Annotated element entries:
· · ·

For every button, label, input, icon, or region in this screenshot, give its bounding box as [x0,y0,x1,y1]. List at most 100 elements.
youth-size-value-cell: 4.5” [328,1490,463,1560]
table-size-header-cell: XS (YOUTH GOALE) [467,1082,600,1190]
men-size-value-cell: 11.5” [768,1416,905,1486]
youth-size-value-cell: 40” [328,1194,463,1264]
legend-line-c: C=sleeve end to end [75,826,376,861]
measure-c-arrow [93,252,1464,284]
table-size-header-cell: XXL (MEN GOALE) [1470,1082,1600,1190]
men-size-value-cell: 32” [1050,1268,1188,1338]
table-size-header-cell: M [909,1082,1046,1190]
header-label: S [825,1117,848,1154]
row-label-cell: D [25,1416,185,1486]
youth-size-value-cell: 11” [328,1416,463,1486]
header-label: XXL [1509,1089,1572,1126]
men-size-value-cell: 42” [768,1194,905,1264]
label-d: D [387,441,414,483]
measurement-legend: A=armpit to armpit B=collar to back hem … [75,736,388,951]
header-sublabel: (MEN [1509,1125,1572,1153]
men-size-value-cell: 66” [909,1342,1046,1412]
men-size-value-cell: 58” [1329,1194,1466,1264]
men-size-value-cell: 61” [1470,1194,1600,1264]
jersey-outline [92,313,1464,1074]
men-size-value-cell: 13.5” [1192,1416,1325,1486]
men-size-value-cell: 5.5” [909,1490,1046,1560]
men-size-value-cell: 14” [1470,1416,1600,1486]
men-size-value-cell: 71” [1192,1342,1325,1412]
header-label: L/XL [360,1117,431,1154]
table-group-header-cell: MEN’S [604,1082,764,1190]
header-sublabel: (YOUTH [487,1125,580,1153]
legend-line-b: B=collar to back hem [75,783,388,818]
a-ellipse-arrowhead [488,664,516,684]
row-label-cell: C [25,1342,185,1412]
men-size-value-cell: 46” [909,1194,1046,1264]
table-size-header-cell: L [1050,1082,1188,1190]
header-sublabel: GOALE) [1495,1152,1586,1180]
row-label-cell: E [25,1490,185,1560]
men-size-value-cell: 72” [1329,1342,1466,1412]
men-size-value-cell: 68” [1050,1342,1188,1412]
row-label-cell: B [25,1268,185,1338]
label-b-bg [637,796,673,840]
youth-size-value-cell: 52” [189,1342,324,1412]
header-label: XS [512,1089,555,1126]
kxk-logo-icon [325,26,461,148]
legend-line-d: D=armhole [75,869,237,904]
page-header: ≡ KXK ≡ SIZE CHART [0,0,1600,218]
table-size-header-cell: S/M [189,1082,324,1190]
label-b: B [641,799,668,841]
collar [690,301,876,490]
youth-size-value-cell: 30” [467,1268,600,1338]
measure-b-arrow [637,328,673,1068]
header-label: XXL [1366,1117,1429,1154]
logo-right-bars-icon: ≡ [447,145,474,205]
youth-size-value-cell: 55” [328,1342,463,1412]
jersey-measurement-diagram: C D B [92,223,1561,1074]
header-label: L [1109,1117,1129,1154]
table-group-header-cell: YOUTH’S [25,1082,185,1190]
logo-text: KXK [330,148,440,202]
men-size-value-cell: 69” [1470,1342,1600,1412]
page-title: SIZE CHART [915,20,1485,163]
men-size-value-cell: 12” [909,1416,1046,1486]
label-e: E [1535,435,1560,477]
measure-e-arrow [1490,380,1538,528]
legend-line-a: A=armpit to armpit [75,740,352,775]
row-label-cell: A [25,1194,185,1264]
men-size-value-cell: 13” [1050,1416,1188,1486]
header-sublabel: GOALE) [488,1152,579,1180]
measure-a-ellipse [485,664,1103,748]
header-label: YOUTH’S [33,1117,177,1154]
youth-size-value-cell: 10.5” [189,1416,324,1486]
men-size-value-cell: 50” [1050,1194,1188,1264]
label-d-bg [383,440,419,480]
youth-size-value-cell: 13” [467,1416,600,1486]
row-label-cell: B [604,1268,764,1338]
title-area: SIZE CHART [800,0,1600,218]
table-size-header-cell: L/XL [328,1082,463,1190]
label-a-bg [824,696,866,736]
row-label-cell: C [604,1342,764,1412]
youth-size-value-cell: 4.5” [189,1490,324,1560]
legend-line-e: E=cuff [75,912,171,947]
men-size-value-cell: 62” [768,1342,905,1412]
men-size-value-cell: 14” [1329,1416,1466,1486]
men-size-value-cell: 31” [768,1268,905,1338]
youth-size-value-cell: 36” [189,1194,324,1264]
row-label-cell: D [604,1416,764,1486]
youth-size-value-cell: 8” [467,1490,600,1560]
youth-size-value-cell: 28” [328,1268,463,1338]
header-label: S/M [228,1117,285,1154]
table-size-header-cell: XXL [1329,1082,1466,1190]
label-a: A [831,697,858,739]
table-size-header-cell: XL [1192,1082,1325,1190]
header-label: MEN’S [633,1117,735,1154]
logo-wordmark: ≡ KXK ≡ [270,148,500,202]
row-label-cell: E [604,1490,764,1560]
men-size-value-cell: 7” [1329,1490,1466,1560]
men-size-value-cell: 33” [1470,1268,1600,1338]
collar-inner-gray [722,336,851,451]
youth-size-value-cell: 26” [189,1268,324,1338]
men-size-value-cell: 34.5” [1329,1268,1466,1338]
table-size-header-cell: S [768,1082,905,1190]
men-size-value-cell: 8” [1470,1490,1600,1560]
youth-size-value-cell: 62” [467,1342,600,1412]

· · ·

■ **EXERCISE TASK**: Print all of the rows above word for word, in the order given.

■ **TASK RESULT**:
For every button, label, input, icon, or region in this screenshot, give its bounding box as [x0,y0,x1,y1]. List at most 100 elements.
youth-size-value-cell: 4.5” [328,1490,463,1560]
table-size-header-cell: XS (YOUTH GOALE) [467,1082,600,1190]
men-size-value-cell: 11.5” [768,1416,905,1486]
youth-size-value-cell: 40” [328,1194,463,1264]
legend-line-c: C=sleeve end to end [75,826,376,861]
measure-c-arrow [93,252,1464,284]
table-size-header-cell: XXL (MEN GOALE) [1470,1082,1600,1190]
men-size-value-cell: 32” [1050,1268,1188,1338]
table-size-header-cell: M [909,1082,1046,1190]
header-label: S [825,1117,848,1154]
row-label-cell: D [25,1416,185,1486]
youth-size-value-cell: 11” [328,1416,463,1486]
header-label: XXL [1509,1089,1572,1126]
men-size-value-cell: 42” [768,1194,905,1264]
label-d: D [387,441,414,483]
measurement-legend: A=armpit to armpit B=collar to back hem … [75,736,388,951]
header-sublabel: (MEN [1509,1125,1572,1153]
men-size-value-cell: 66” [909,1342,1046,1412]
men-size-value-cell: 58” [1329,1194,1466,1264]
men-size-value-cell: 61” [1470,1194,1600,1264]
jersey-outline [92,313,1464,1074]
men-size-value-cell: 13.5” [1192,1416,1325,1486]
men-size-value-cell: 5.5” [909,1490,1046,1560]
men-size-value-cell: 14” [1470,1416,1600,1486]
men-size-value-cell: 71” [1192,1342,1325,1412]
header-label: L/XL [360,1117,431,1154]
table-group-header-cell: MEN’S [604,1082,764,1190]
header-sublabel: (YOUTH [487,1125,580,1153]
legend-line-b: B=collar to back hem [75,783,388,818]
a-ellipse-arrowhead [488,664,516,684]
row-label-cell: C [25,1342,185,1412]
men-size-value-cell: 46” [909,1194,1046,1264]
table-size-header-cell: L [1050,1082,1188,1190]
header-sublabel: GOALE) [1495,1152,1586,1180]
row-label-cell: E [25,1490,185,1560]
men-size-value-cell: 72” [1329,1342,1466,1412]
men-size-value-cell: 68” [1050,1342,1188,1412]
row-label-cell: B [25,1268,185,1338]
label-b-bg [637,796,673,840]
youth-size-value-cell: 52” [189,1342,324,1412]
header-label: XS [512,1089,555,1126]
kxk-logo-icon [325,26,461,148]
legend-line-d: D=armhole [75,869,237,904]
page-header: ≡ KXK ≡ SIZE CHART [0,0,1600,218]
table-size-header-cell: S/M [189,1082,324,1190]
label-b: B [641,799,668,841]
collar [690,301,876,490]
youth-size-value-cell: 30” [467,1268,600,1338]
measure-b-arrow [637,328,673,1068]
header-label: XXL [1366,1117,1429,1154]
logo-right-bars-icon: ≡ [447,145,474,205]
youth-size-value-cell: 55” [328,1342,463,1412]
jersey-measurement-diagram: C D B [92,223,1561,1074]
header-label: L [1109,1117,1129,1154]
table-group-header-cell: YOUTH’S [25,1082,185,1190]
logo-text: KXK [330,148,440,202]
men-size-value-cell: 69” [1470,1342,1600,1412]
page-title: SIZE CHART [915,20,1485,163]
men-size-value-cell: 12” [909,1416,1046,1486]
label-e: E [1535,435,1560,477]
measure-e-arrow [1490,380,1538,528]
legend-line-a: A=armpit to armpit [75,740,352,775]
row-label-cell: A [25,1194,185,1264]
men-size-value-cell: 13” [1050,1416,1188,1486]
header-sublabel: GOALE) [488,1152,579,1180]
measure-a-ellipse [485,664,1103,748]
header-label: YOUTH’S [33,1117,177,1154]
youth-size-value-cell: 10.5” [189,1416,324,1486]
men-size-value-cell: 50” [1050,1194,1188,1264]
label-d-bg [383,440,419,480]
youth-size-value-cell: 13” [467,1416,600,1486]
row-label-cell: B [604,1268,764,1338]
title-area: SIZE CHART [800,0,1600,218]
table-size-header-cell: L/XL [328,1082,463,1190]
label-a-bg [824,696,866,736]
row-label-cell: C [604,1342,764,1412]
youth-size-value-cell: 4.5” [189,1490,324,1560]
legend-line-e: E=cuff [75,912,171,947]
men-size-value-cell: 62” [768,1342,905,1412]
men-size-value-cell: 14” [1329,1416,1466,1486]
men-size-value-cell: 31” [768,1268,905,1338]
youth-size-value-cell: 36” [189,1194,324,1264]
row-label-cell: D [604,1416,764,1486]
youth-size-value-cell: 8” [467,1490,600,1560]
youth-size-value-cell: 28” [328,1268,463,1338]
header-label: S/M [228,1117,285,1154]
table-size-header-cell: XXL [1329,1082,1466,1190]
label-a: A [831,697,858,739]
table-size-header-cell: XL [1192,1082,1325,1190]
header-label: MEN’S [633,1117,735,1154]
logo-wordmark: ≡ KXK ≡ [270,148,500,202]
row-label-cell: E [604,1490,764,1560]
men-size-value-cell: 7” [1329,1490,1466,1560]
men-size-value-cell: 33” [1470,1268,1600,1338]
collar-inner-gray [722,336,851,451]
youth-size-value-cell: 26” [189,1268,324,1338]
men-size-value-cell: 34.5” [1329,1268,1466,1338]
table-size-header-cell: S [768,1082,905,1190]
men-size-value-cell: 8” [1470,1490,1600,1560]
youth-size-value-cell: 62” [467,1342,600,1412]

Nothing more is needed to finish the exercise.